Stored records:
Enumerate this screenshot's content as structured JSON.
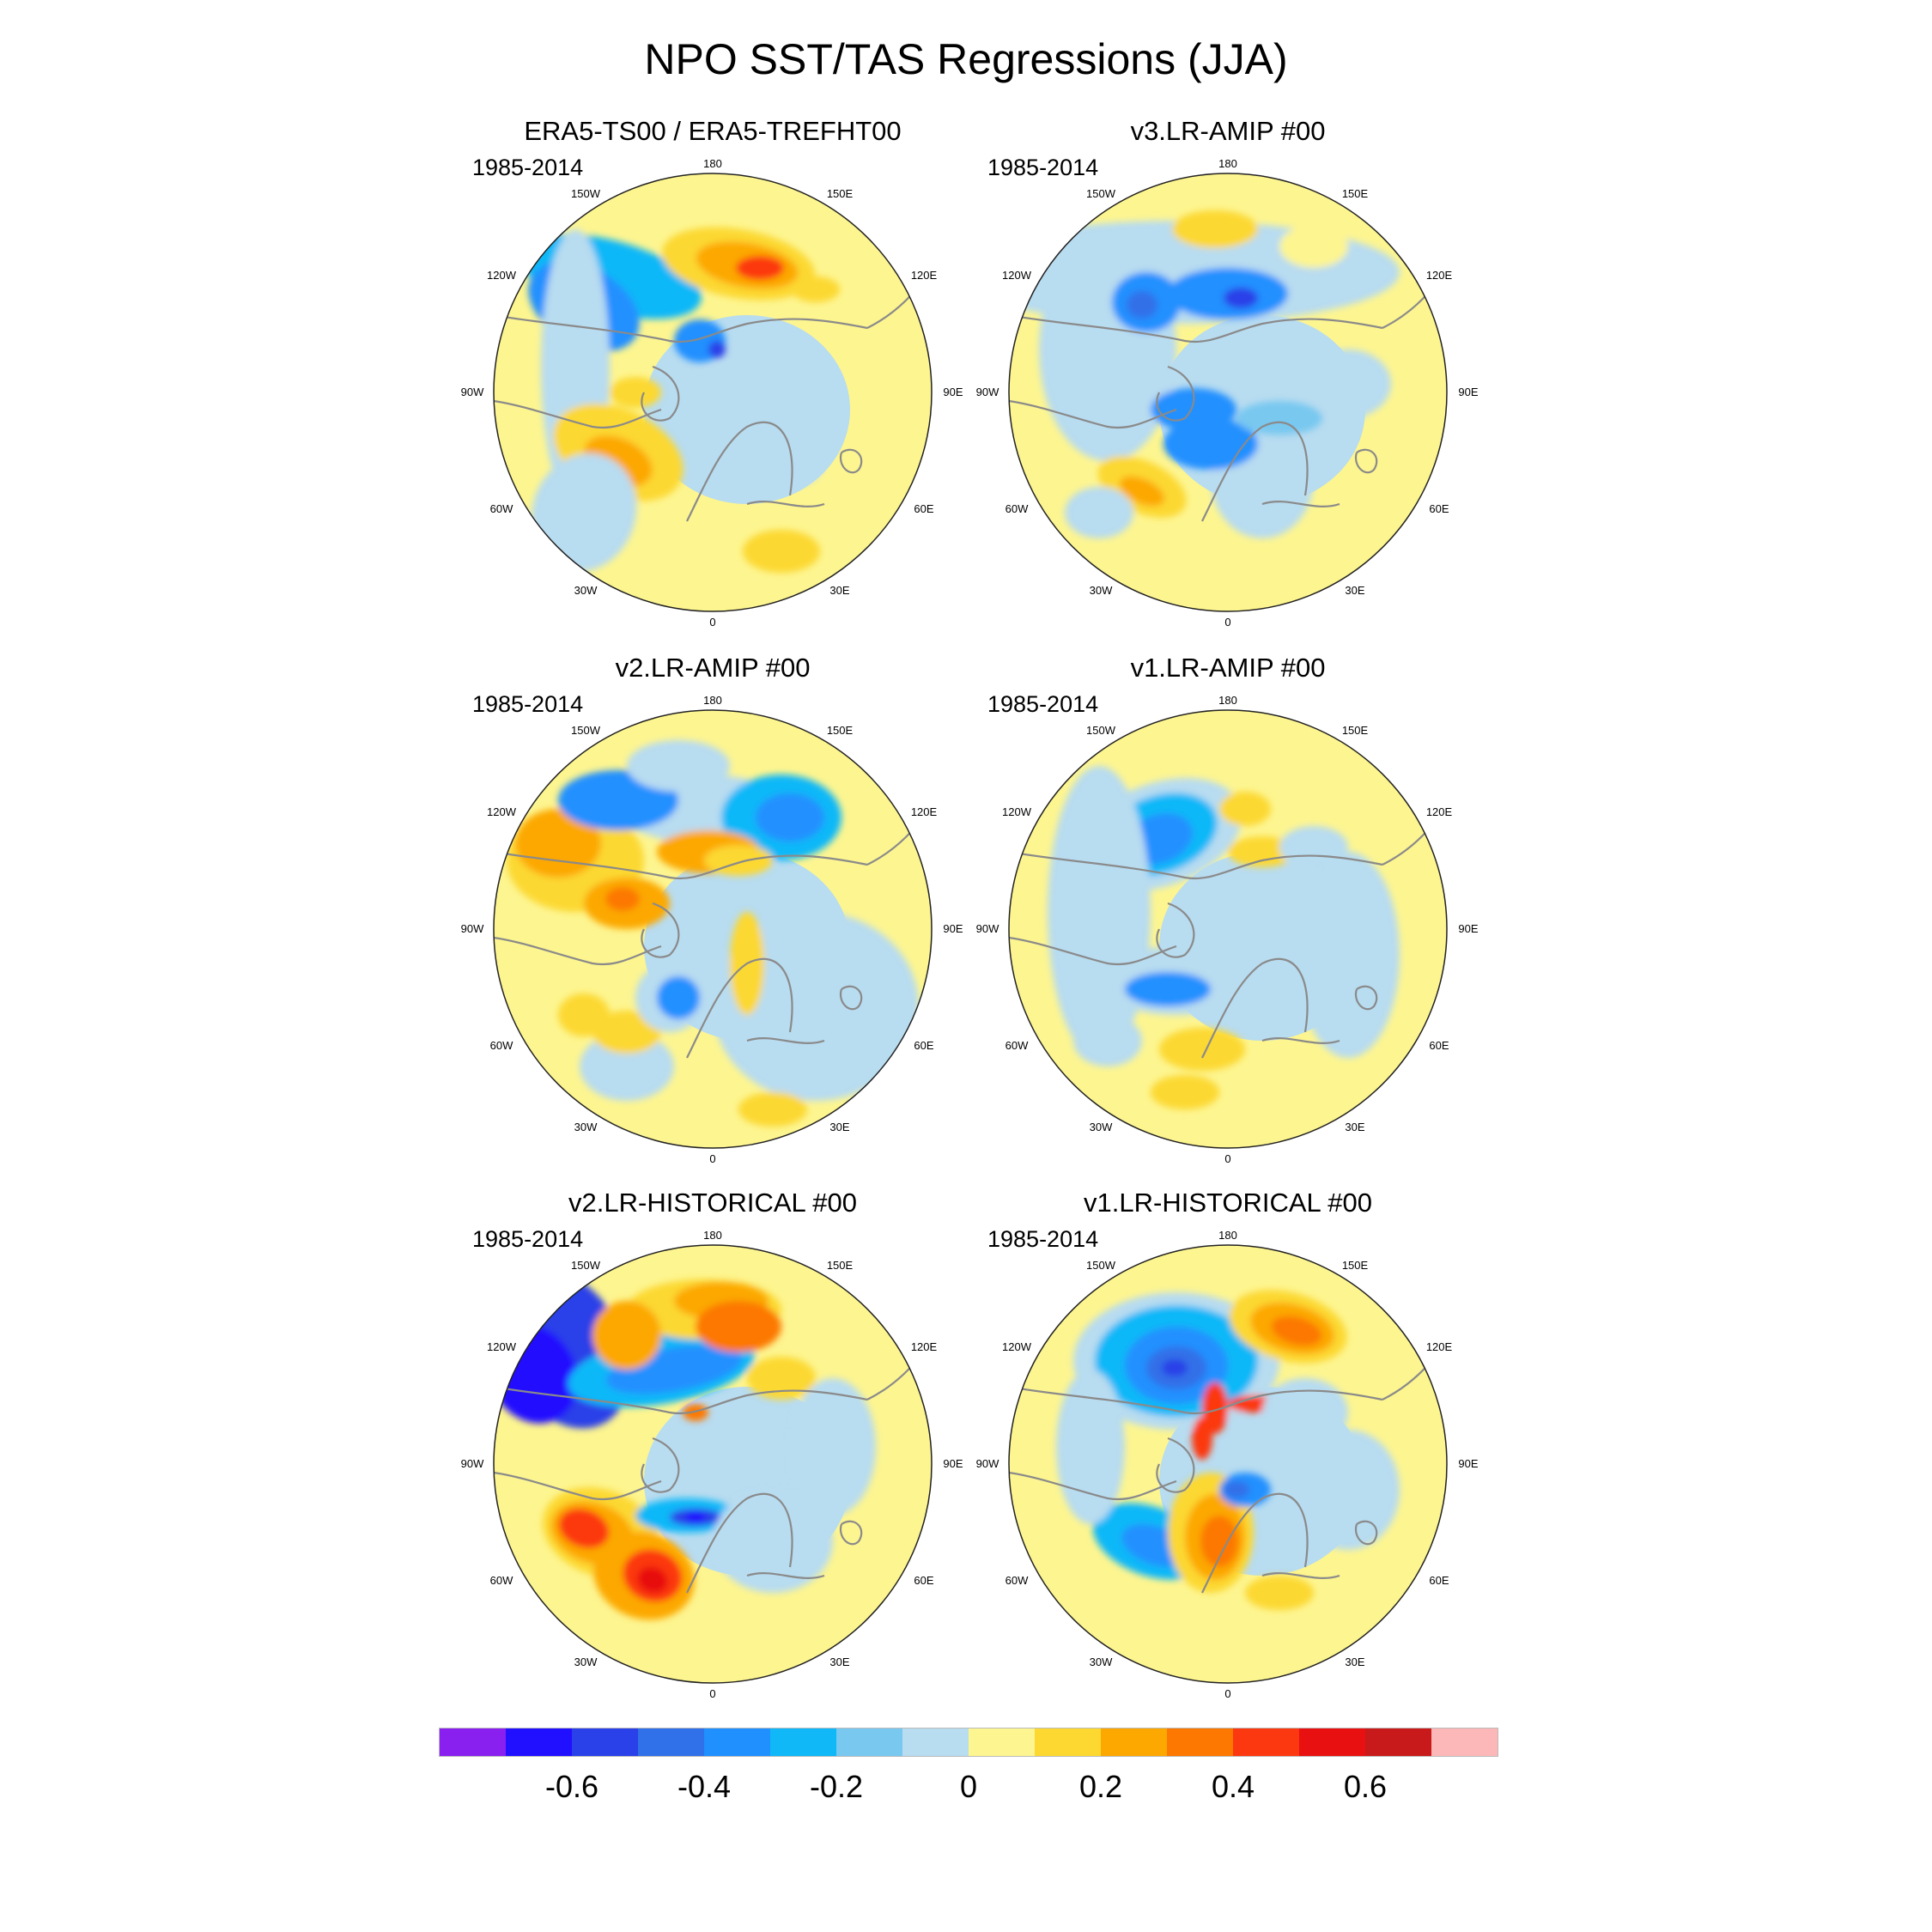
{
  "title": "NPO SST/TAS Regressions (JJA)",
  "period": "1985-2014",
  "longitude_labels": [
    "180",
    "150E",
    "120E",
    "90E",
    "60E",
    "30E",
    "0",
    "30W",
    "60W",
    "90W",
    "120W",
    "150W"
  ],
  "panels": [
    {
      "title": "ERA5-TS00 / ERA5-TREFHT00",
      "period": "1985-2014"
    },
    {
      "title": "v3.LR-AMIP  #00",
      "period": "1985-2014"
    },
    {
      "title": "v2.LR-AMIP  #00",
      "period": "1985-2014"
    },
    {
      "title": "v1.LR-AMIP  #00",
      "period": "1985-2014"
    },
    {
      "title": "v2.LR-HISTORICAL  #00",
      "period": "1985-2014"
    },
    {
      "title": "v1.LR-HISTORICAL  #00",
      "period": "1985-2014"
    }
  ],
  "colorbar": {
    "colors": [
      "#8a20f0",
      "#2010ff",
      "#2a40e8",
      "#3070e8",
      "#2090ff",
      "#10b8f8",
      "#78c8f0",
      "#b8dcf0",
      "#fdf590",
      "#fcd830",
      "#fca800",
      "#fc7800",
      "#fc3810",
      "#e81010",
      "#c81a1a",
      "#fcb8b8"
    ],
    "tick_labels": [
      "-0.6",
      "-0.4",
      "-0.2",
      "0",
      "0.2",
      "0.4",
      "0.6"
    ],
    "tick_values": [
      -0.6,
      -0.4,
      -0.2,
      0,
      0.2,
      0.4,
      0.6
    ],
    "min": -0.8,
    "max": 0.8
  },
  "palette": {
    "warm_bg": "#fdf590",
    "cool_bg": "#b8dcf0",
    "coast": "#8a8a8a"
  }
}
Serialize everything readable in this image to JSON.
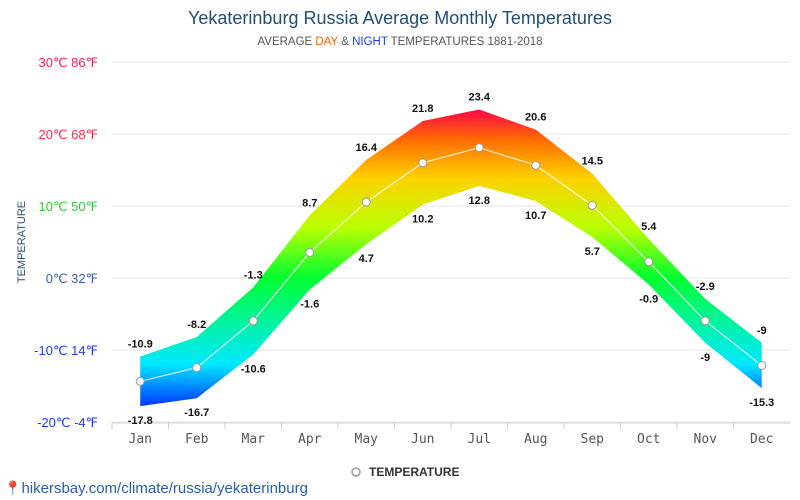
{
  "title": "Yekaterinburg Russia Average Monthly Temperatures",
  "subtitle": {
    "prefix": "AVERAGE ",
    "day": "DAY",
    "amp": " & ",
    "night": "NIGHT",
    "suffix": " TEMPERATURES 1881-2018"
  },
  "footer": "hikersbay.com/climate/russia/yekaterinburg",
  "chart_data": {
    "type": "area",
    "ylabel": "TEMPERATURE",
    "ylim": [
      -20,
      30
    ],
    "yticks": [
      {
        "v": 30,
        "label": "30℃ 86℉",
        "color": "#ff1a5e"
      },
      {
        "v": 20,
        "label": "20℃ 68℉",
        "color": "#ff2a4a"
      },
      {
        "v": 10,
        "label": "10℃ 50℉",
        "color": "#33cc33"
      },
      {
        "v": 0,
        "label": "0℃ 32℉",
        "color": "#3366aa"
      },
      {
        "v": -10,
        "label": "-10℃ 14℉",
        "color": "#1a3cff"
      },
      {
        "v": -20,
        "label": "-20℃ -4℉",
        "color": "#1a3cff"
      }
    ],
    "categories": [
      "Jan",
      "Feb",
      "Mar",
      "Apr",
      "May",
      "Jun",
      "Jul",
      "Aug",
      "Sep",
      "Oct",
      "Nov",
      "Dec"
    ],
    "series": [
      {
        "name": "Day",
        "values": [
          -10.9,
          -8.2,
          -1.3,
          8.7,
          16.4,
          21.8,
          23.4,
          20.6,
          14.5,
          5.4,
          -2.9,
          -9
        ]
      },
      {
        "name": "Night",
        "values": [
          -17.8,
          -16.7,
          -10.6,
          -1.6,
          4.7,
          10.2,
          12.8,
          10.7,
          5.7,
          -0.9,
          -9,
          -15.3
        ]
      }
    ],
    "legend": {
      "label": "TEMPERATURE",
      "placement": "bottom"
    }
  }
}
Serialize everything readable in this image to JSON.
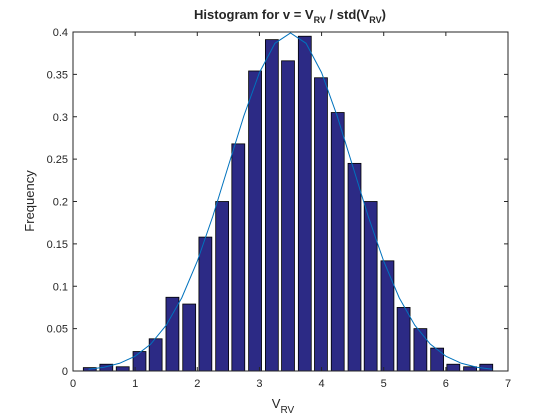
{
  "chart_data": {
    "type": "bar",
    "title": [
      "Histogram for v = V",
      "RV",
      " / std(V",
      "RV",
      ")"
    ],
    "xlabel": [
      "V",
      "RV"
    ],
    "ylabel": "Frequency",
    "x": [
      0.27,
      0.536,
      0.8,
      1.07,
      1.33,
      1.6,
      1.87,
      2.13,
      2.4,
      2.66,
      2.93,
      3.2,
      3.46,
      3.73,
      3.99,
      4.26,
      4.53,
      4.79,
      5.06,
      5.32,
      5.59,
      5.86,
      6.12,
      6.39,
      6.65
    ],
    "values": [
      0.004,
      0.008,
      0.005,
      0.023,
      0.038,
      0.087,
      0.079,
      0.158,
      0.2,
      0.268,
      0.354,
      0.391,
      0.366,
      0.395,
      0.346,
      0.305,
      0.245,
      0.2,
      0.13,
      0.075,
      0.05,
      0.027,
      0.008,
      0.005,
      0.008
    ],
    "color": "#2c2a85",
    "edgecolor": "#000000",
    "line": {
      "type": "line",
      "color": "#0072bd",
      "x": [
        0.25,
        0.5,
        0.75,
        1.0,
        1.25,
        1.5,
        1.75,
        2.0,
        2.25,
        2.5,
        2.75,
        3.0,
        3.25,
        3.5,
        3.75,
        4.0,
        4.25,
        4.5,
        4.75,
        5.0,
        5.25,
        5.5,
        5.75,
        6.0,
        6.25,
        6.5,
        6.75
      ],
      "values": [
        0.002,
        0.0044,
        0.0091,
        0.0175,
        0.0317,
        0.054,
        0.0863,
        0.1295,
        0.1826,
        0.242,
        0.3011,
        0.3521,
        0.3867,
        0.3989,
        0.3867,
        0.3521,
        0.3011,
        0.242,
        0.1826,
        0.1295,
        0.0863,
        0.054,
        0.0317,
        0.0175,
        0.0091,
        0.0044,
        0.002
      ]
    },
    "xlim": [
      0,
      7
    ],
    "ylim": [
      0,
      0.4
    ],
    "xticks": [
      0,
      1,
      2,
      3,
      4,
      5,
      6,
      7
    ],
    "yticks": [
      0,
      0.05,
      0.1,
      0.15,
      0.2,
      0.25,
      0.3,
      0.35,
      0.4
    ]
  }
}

**Exercise directions**: Without the pictures, repeat the listing above exactly.

**Result**:
Enumerate this screenshot's content as structured JSON.
{
  "title": "NPO SST/TAS Regressions (JJA)",
  "period": "1985-2014",
  "longitude_labels": [
    "180",
    "150E",
    "120E",
    "90E",
    "60E",
    "30E",
    "0",
    "30W",
    "60W",
    "90W",
    "120W",
    "150W"
  ],
  "panels": [
    {
      "title": "ERA5-TS00 / ERA5-TREFHT00",
      "period": "1985-2014"
    },
    {
      "title": "v3.LR-AMIP  #00",
      "period": "1985-2014"
    },
    {
      "title": "v2.LR-AMIP  #00",
      "period": "1985-2014"
    },
    {
      "title": "v1.LR-AMIP  #00",
      "period": "1985-2014"
    },
    {
      "title": "v2.LR-HISTORICAL  #00",
      "period": "1985-2014"
    },
    {
      "title": "v1.LR-HISTORICAL  #00",
      "period": "1985-2014"
    }
  ],
  "colorbar": {
    "colors": [
      "#8a20f0",
      "#2010ff",
      "#2a40e8",
      "#3070e8",
      "#2090ff",
      "#10b8f8",
      "#78c8f0",
      "#b8dcf0",
      "#fdf590",
      "#fcd830",
      "#fca800",
      "#fc7800",
      "#fc3810",
      "#e81010",
      "#c81a1a",
      "#fcb8b8"
    ],
    "tick_labels": [
      "-0.6",
      "-0.4",
      "-0.2",
      "0",
      "0.2",
      "0.4",
      "0.6"
    ],
    "tick_values": [
      -0.6,
      -0.4,
      -0.2,
      0,
      0.2,
      0.4,
      0.6
    ],
    "min": -0.8,
    "max": 0.8
  },
  "palette": {
    "warm_bg": "#fdf590",
    "cool_bg": "#b8dcf0",
    "coast": "#8a8a8a"
  }
}
Serialize everything readable in this image to JSON.
{
  "title": "Yekaterinburg Russia Average Monthly Temperatures",
  "subtitle": {
    "prefix": "AVERAGE ",
    "day": "DAY",
    "amp": " & ",
    "night": "NIGHT",
    "suffix": " TEMPERATURES 1881-2018"
  },
  "footer": "hikersbay.com/climate/russia/yekaterinburg",
  "chart_data": {
    "type": "area",
    "ylabel": "TEMPERATURE",
    "ylim": [
      -20,
      30
    ],
    "yticks": [
      {
        "v": 30,
        "label": "30℃ 86℉",
        "color": "#ff1a5e"
      },
      {
        "v": 20,
        "label": "20℃ 68℉",
        "color": "#ff2a4a"
      },
      {
        "v": 10,
        "label": "10℃ 50℉",
        "color": "#33cc33"
      },
      {
        "v": 0,
        "label": "0℃ 32℉",
        "color": "#3366aa"
      },
      {
        "v": -10,
        "label": "-10℃ 14℉",
        "color": "#1a3cff"
      },
      {
        "v": -20,
        "label": "-20℃ -4℉",
        "color": "#1a3cff"
      }
    ],
    "categories": [
      "Jan",
      "Feb",
      "Mar",
      "Apr",
      "May",
      "Jun",
      "Jul",
      "Aug",
      "Sep",
      "Oct",
      "Nov",
      "Dec"
    ],
    "series": [
      {
        "name": "Day",
        "values": [
          -10.9,
          -8.2,
          -1.3,
          8.7,
          16.4,
          21.8,
          23.4,
          20.6,
          14.5,
          5.4,
          -2.9,
          -9
        ]
      },
      {
        "name": "Night",
        "values": [
          -17.8,
          -16.7,
          -10.6,
          -1.6,
          4.7,
          10.2,
          12.8,
          10.7,
          5.7,
          -0.9,
          -9,
          -15.3
        ]
      }
    ],
    "legend": {
      "label": "TEMPERATURE",
      "placement": "bottom"
    }
  }
}
Serialize everything readable in this image to JSON.
{
  "chart_data": {
    "type": "bar",
    "title": [
      "Histogram for v = V",
      "RV",
      " / std(V",
      "RV",
      ")"
    ],
    "xlabel": [
      "V",
      "RV"
    ],
    "ylabel": "Frequency",
    "x": [
      0.27,
      0.536,
      0.8,
      1.07,
      1.33,
      1.6,
      1.87,
      2.13,
      2.4,
      2.66,
      2.93,
      3.2,
      3.46,
      3.73,
      3.99,
      4.26,
      4.53,
      4.79,
      5.06,
      5.32,
      5.59,
      5.86,
      6.12,
      6.39,
      6.65
    ],
    "values": [
      0.004,
      0.008,
      0.005,
      0.023,
      0.038,
      0.087,
      0.079,
      0.158,
      0.2,
      0.268,
      0.354,
      0.391,
      0.366,
      0.395,
      0.346,
      0.305,
      0.245,
      0.2,
      0.13,
      0.075,
      0.05,
      0.027,
      0.008,
      0.005,
      0.008
    ],
    "color": "#2c2a85",
    "edgecolor": "#000000",
    "line": {
      "type": "line",
      "color": "#0072bd",
      "x": [
        0.25,
        0.5,
        0.75,
        1.0,
        1.25,
        1.5,
        1.75,
        2.0,
        2.25,
        2.5,
        2.75,
        3.0,
        3.25,
        3.5,
        3.75,
        4.0,
        4.25,
        4.5,
        4.75,
        5.0,
        5.25,
        5.5,
        5.75,
        6.0,
        6.25,
        6.5,
        6.75
      ],
      "values": [
        0.002,
        0.0044,
        0.0091,
        0.0175,
        0.0317,
        0.054,
        0.0863,
        0.1295,
        0.1826,
        0.242,
        0.3011,
        0.3521,
        0.3867,
        0.3989,
        0.3867,
        0.3521,
        0.3011,
        0.242,
        0.1826,
        0.1295,
        0.0863,
        0.054,
        0.0317,
        0.0175,
        0.0091,
        0.0044,
        0.002
      ]
    },
    "xlim": [
      0,
      7
    ],
    "ylim": [
      0,
      0.4
    ],
    "xticks": [
      0,
      1,
      2,
      3,
      4,
      5,
      6,
      7
    ],
    "yticks": [
      0,
      0.05,
      0.1,
      0.15,
      0.2,
      0.25,
      0.3,
      0.35,
      0.4
    ]
  }
}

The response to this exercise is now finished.